*Task brief*: Pull every "ركعتين" line out of the data below.

* Begin Records to process *

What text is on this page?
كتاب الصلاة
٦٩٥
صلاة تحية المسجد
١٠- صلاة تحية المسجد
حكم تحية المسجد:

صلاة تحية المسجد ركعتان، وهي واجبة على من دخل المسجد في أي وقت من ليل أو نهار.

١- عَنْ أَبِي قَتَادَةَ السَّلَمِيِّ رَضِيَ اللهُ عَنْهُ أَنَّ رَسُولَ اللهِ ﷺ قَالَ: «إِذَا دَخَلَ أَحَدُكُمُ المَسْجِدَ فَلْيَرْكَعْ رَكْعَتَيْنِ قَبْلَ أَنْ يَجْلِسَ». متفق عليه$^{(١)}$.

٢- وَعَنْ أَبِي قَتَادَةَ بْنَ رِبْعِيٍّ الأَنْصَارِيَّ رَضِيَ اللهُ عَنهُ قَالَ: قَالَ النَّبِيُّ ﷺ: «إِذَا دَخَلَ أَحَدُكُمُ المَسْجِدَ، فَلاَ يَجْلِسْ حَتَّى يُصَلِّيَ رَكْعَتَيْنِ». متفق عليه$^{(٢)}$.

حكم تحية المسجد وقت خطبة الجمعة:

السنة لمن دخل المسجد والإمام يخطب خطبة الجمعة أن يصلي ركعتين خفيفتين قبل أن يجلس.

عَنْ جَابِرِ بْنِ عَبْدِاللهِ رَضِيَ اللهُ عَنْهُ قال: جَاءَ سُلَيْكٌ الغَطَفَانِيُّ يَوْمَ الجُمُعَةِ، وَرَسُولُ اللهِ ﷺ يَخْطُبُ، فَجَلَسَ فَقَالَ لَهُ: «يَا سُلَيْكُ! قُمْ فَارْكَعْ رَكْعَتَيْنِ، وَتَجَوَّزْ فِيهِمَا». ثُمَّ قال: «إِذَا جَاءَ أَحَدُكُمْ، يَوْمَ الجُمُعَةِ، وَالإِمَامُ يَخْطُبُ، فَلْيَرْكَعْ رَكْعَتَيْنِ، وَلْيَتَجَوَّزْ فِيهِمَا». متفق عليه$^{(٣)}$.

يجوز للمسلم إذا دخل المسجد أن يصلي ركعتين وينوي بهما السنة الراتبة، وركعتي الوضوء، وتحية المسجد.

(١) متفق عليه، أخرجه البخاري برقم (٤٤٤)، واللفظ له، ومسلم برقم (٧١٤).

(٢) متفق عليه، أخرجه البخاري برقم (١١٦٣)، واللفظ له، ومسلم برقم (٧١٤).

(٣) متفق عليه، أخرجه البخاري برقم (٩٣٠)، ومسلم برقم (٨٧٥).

* End Records to process *

*Result for this task*:
السنة لمن دخل المسجد والإمام يخطب خطبة الجمعة أن يصلي ركعتين خفيفتين قبل أن يجلس.
يجوز للمسلم إذا دخل المسجد أن يصلي ركعتين وينوي بهما السنة الراتبة، وركعتي الوضوء، وتحية المسجد.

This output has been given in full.